■ What the exercise asks ■
Reproduce each line bearing the word "Shoot".

━━━━

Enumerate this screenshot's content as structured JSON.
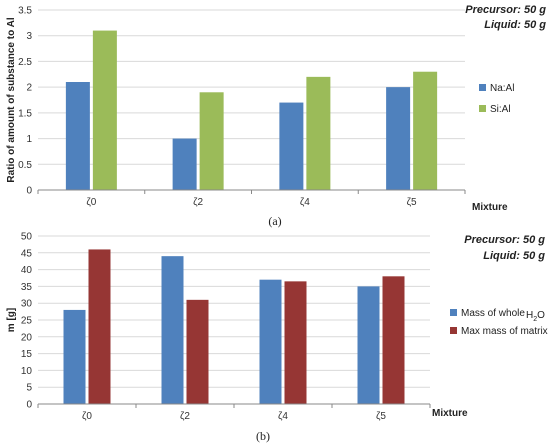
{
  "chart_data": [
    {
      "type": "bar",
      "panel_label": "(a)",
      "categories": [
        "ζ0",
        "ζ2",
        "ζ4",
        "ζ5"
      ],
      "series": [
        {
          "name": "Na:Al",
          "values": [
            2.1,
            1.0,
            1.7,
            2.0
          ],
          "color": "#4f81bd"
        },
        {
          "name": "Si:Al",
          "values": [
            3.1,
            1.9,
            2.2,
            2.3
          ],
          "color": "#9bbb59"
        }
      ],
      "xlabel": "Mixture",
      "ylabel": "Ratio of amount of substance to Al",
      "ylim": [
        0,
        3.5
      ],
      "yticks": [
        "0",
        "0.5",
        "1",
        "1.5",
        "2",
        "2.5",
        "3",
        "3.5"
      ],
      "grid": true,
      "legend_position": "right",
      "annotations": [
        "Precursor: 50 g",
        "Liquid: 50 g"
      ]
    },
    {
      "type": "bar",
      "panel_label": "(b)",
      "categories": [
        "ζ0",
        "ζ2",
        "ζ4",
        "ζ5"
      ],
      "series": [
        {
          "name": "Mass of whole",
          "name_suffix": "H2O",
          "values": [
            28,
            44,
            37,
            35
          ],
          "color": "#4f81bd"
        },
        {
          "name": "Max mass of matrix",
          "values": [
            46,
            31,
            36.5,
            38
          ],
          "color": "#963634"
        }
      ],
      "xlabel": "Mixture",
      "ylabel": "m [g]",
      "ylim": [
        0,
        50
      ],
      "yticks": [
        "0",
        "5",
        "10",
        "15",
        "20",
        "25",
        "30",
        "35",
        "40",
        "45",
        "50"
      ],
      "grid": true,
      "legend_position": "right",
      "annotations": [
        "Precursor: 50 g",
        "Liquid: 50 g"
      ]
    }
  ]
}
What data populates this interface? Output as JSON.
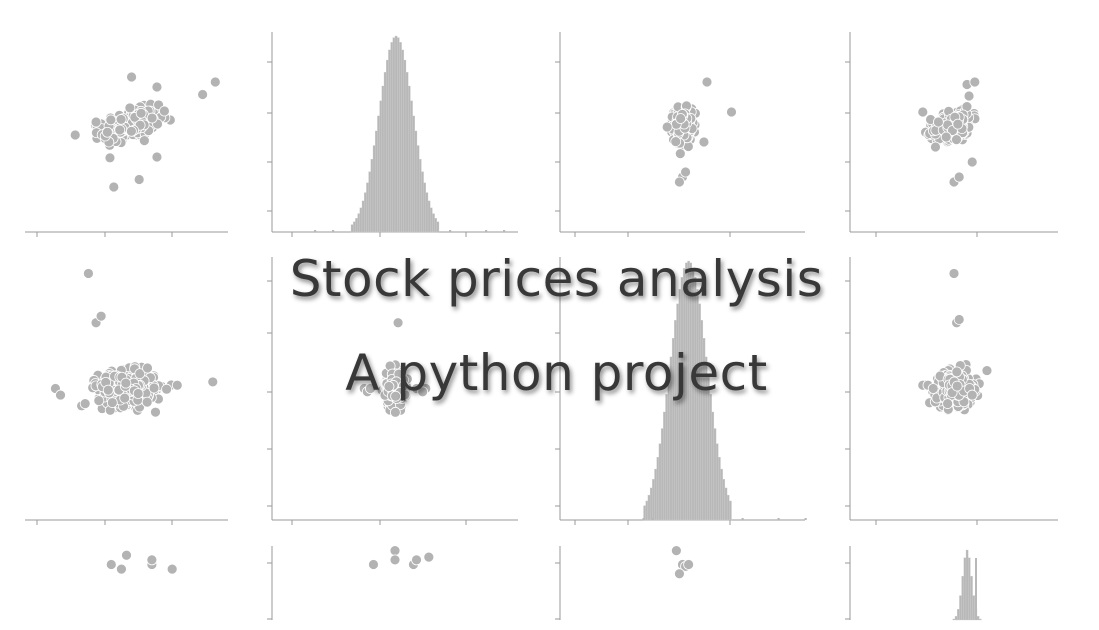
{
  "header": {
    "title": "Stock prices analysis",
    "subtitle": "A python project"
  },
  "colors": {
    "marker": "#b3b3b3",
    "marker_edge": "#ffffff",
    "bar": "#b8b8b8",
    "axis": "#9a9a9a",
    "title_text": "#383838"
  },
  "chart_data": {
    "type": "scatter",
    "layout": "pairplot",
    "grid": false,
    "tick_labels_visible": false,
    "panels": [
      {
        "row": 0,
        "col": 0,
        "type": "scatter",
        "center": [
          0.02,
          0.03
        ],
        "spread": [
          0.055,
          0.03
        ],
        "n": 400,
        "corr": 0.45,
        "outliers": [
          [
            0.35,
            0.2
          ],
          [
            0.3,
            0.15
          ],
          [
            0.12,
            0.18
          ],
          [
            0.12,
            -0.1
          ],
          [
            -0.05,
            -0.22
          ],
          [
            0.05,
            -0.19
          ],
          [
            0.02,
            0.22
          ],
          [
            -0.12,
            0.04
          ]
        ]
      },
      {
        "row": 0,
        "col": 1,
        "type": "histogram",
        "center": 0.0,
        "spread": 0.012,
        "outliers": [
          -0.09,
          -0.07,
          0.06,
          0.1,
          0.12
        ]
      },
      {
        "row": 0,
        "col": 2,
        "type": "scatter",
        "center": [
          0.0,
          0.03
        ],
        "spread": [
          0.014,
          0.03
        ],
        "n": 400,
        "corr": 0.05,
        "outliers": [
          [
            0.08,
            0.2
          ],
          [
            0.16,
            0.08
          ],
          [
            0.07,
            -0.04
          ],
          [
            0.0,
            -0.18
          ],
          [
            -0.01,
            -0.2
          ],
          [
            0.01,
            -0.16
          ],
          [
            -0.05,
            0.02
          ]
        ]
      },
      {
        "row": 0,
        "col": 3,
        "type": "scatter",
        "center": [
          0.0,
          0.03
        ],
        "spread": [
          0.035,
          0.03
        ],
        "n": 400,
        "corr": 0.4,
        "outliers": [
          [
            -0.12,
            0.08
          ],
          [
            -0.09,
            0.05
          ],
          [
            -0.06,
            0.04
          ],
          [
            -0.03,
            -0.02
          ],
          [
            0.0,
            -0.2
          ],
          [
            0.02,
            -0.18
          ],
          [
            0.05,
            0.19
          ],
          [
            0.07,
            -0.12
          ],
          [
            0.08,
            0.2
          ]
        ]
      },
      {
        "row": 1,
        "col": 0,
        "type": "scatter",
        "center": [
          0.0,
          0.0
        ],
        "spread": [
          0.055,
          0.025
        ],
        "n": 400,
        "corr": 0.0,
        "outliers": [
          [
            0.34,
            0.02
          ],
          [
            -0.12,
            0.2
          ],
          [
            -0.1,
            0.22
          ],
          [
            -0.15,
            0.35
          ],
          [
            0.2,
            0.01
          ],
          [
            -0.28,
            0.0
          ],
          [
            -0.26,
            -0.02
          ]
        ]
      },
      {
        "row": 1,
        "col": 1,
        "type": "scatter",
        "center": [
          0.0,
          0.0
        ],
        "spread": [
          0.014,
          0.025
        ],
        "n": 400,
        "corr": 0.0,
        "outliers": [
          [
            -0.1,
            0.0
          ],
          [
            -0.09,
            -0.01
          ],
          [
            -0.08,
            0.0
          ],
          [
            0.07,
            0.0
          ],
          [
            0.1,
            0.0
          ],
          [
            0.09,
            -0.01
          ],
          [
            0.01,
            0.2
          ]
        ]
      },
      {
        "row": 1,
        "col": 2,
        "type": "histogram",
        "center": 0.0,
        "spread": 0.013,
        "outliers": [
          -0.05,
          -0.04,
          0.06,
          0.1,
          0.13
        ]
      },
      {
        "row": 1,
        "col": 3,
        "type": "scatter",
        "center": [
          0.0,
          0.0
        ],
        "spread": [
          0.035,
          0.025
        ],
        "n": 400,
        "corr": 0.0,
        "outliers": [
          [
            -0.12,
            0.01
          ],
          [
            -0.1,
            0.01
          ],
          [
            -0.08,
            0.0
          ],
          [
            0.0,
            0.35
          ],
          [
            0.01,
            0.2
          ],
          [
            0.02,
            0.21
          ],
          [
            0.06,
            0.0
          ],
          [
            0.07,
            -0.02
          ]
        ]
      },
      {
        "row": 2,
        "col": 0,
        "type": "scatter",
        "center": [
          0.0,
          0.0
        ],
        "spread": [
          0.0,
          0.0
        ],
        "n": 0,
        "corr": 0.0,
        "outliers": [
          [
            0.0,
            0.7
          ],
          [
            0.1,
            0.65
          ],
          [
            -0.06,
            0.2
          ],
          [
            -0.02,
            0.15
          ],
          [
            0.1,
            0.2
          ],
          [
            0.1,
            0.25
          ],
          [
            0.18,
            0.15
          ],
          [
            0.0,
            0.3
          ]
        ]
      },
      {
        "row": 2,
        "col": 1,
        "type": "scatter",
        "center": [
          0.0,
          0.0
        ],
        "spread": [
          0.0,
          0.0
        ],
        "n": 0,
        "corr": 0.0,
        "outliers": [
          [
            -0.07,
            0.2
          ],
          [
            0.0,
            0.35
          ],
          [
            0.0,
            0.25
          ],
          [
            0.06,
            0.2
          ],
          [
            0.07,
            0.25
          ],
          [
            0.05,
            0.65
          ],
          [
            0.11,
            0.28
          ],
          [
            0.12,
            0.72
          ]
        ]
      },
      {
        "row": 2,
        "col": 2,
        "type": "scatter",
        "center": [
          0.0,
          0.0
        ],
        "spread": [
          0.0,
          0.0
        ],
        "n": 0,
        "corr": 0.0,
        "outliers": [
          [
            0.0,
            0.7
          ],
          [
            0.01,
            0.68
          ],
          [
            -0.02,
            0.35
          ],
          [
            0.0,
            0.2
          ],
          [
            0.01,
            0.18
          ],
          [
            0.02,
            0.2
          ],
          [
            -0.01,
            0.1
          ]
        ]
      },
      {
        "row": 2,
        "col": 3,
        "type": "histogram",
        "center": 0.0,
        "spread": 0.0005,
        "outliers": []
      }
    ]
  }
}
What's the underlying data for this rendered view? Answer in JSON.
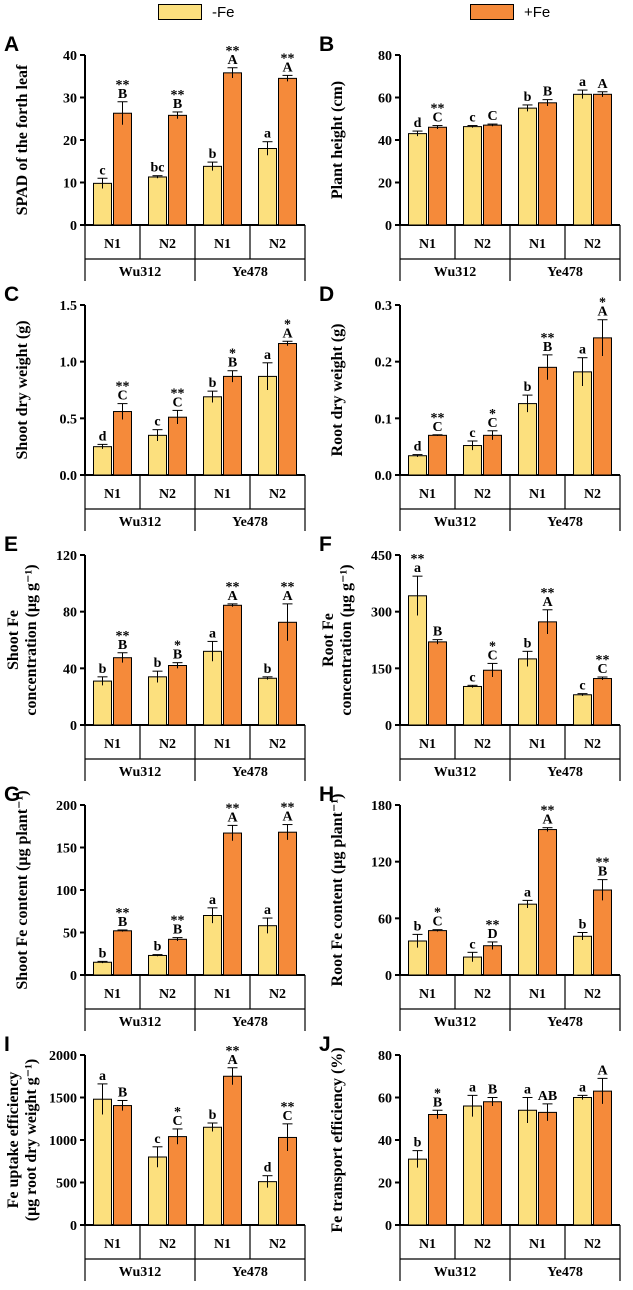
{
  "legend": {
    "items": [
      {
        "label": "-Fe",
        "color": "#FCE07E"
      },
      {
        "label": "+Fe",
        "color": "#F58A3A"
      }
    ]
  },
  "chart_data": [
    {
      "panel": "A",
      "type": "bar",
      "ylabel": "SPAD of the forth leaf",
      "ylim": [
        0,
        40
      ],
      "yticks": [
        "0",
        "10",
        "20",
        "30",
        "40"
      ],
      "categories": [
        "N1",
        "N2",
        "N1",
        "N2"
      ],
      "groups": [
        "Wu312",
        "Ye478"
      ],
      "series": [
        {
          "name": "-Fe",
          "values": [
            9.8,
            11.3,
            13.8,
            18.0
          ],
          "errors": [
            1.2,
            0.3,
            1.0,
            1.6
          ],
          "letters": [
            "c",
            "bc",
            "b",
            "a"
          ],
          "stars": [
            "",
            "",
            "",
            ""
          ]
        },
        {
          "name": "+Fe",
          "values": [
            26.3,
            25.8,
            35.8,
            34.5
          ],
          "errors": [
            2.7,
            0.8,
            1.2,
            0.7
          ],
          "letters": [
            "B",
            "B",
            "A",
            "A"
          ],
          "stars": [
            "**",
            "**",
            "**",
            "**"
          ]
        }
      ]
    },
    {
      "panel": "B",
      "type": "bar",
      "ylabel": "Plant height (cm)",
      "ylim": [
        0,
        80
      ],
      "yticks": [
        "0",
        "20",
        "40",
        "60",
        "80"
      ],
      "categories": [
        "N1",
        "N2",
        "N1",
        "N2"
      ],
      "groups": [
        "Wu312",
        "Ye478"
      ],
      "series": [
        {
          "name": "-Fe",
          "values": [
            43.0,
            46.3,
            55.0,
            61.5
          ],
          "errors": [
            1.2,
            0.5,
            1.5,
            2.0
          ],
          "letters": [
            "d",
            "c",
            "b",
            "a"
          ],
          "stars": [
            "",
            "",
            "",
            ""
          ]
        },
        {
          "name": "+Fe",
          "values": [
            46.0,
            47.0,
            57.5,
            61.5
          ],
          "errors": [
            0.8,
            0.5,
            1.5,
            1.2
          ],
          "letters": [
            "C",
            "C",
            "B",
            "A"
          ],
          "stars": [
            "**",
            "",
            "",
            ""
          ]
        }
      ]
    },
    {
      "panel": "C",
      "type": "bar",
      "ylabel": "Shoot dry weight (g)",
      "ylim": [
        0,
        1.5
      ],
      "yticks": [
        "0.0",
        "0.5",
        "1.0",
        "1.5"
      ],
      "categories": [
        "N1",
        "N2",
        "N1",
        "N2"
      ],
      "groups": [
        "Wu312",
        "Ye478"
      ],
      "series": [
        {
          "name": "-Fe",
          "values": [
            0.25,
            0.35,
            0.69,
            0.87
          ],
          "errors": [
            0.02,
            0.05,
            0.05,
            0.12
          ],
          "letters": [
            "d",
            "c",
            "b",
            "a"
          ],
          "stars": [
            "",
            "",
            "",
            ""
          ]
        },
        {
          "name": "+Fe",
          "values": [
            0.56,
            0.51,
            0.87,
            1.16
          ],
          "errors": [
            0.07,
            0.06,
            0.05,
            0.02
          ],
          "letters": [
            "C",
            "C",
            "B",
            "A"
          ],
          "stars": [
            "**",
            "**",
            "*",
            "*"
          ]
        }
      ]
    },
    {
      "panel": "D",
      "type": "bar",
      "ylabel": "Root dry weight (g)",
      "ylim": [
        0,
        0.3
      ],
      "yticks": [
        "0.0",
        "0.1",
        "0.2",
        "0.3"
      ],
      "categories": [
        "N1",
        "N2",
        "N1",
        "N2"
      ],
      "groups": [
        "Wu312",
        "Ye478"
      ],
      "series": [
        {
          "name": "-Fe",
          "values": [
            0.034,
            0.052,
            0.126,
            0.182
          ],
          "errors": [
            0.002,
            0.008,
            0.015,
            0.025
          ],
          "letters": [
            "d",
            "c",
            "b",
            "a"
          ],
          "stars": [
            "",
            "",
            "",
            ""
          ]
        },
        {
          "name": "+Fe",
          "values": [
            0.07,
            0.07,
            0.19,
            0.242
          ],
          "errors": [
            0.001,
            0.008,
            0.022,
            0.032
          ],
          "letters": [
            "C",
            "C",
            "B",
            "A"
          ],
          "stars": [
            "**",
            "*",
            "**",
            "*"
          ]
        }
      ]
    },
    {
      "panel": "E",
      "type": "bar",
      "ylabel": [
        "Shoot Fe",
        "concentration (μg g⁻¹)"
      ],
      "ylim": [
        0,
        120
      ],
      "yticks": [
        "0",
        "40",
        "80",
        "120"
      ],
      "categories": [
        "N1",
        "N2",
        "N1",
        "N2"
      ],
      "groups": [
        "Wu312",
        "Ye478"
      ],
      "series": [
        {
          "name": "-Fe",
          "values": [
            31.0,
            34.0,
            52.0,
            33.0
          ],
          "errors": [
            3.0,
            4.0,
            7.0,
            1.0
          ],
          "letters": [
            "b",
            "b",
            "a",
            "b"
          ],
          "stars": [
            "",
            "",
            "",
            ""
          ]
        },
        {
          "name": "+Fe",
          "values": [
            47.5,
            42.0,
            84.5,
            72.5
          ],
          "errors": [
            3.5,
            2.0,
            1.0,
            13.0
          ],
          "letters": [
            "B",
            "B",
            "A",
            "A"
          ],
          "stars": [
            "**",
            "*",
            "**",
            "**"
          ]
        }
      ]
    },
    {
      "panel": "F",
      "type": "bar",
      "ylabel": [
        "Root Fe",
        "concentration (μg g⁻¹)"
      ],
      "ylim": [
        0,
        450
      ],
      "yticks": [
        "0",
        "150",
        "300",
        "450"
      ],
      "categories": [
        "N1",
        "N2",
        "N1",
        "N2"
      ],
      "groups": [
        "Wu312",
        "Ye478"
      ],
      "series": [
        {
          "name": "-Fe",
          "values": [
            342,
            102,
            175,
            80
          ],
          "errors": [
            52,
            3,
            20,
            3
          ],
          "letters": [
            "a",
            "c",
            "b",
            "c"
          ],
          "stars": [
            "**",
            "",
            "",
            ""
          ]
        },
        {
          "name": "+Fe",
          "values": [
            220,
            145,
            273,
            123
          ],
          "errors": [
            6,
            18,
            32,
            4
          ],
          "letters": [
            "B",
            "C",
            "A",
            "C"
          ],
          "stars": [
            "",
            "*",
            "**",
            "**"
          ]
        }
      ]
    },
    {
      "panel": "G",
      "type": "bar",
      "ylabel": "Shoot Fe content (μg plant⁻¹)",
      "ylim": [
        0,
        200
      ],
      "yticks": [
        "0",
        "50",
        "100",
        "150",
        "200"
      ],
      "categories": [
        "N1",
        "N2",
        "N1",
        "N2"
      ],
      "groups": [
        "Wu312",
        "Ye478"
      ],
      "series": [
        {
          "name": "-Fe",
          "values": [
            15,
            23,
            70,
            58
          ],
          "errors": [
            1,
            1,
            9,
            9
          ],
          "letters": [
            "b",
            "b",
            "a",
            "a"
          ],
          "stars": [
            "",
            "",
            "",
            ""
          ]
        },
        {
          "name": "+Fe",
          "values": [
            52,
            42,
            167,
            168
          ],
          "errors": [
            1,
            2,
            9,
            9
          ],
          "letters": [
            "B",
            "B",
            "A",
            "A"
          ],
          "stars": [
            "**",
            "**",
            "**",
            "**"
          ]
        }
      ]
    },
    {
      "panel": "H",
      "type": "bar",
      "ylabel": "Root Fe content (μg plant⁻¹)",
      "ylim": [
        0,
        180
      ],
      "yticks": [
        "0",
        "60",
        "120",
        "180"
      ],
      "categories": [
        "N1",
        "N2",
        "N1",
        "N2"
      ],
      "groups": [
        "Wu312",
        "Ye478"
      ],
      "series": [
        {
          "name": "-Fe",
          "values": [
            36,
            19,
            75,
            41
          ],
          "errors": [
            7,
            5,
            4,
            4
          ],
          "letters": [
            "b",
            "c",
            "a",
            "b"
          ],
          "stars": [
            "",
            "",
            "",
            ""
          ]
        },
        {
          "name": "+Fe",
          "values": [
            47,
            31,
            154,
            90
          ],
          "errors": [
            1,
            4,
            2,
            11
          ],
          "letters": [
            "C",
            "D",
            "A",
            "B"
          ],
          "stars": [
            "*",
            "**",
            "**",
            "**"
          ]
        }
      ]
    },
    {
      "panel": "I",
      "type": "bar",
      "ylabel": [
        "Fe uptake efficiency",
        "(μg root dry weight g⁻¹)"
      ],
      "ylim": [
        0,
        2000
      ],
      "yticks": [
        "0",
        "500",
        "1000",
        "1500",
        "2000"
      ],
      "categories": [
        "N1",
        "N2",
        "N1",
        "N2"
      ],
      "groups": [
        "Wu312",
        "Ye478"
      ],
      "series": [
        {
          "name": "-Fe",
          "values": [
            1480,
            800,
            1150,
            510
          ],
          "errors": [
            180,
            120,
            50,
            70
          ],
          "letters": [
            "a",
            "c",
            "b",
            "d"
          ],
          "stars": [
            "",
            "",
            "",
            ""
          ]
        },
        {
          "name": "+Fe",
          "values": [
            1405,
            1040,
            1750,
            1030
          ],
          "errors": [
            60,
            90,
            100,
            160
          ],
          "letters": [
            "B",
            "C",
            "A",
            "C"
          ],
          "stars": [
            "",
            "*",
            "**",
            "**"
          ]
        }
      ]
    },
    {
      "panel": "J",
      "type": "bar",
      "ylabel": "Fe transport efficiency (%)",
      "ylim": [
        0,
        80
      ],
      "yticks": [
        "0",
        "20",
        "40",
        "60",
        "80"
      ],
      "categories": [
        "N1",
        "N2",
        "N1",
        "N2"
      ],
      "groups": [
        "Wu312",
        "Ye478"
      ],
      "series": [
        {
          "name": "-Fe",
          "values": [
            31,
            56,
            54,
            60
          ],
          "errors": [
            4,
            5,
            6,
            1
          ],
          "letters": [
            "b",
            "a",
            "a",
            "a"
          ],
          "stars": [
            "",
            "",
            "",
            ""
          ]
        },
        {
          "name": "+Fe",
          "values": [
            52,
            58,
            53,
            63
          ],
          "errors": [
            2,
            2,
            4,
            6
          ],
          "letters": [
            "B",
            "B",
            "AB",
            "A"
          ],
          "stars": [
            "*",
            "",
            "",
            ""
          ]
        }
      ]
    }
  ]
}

━━━━

■ Result below ■
      "ylabel": "Shoot dry weight (g)",
        "Shoot Fe",
      "ylabel": "Shoot Fe content (μg plant⁻¹)",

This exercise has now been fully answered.